[START Data provided]
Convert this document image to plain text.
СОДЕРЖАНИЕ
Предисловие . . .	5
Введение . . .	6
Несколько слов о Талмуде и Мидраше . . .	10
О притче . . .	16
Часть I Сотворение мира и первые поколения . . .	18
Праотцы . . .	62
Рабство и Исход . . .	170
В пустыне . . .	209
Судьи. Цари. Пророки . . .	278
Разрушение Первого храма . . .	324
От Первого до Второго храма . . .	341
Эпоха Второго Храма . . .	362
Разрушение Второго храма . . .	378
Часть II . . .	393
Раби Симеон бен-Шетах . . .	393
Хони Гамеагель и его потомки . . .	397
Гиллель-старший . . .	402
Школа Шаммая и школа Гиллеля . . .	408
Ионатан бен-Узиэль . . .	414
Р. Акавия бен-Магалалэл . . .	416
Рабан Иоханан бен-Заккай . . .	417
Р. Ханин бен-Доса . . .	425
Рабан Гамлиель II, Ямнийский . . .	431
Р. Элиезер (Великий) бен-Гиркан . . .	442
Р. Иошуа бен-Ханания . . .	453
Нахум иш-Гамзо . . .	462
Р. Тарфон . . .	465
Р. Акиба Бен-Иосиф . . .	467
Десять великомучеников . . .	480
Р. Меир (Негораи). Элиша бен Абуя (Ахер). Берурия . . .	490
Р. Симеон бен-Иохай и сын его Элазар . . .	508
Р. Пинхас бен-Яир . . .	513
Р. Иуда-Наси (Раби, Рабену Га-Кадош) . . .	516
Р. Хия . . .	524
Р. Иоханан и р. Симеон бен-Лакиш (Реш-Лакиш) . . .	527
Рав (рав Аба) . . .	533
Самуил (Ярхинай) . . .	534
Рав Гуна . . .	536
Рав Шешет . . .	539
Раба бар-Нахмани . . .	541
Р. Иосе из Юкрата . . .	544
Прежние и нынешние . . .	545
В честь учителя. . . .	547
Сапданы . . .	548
[END Data provided]
→ The problem:
Repeat the records exactly, including every line.

→ The reply:
Convert this document image to plain text.
СОДЕРЖАНИЕ
Предисловие . . .	5
Введение . . .	6
Несколько слов о Талмуде и Мидраше . . .	10
О притче . . .	16
Часть I Сотворение мира и первые поколения . . .	18
Праотцы . . .	62
Рабство и Исход . . .	170
В пустыне . . .	209
Судьи. Цари. Пророки . . .	278
Разрушение Первого храма . . .	324
От Первого до Второго храма . . .	341
Эпоха Второго Храма . . .	362
Разрушение Второго храма . . .	378
Часть II . . .	393
Раби Симеон бен-Шетах . . .	393
Хони Гамеагель и его потомки . . .	397
Гиллель-старший . . .	402
Школа Шаммая и школа Гиллеля . . .	408
Ионатан бен-Узиэль . . .	414
Р. Акавия бен-Магалалэл . . .	416
Рабан Иоханан бен-Заккай . . .	417
Р. Ханин бен-Доса . . .	425
Рабан Гамлиель II, Ямнийский . . .	431
Р. Элиезер (Великий) бен-Гиркан . . .	442
Р. Иошуа бен-Ханания . . .	453
Нахум иш-Гамзо . . .	462
Р. Тарфон . . .	465
Р. Акиба Бен-Иосиф . . .	467
Десять великомучеников . . .	480
Р. Меир (Негораи). Элиша бен Абуя (Ахер). Берурия . . .	490
Р. Симеон бен-Иохай и сын его Элазар . . .	508
Р. Пинхас бен-Яир . . .	513
Р. Иуда-Наси (Раби, Рабену Га-Кадош) . . .	516
Р. Хия . . .	524
Р. Иоханан и р. Симеон бен-Лакиш (Реш-Лакиш) . . .	527
Рав (рав Аба) . . .	533
Самуил (Ярхинай) . . .	534
Рав Гуна . . .	536
Рав Шешет . . .	539
Раба бар-Нахмани . . .	541
Р. Иосе из Юкрата . . .	544
Прежние и нынешние . . .	545
В честь учителя. . . .	547
Сапданы . . .	548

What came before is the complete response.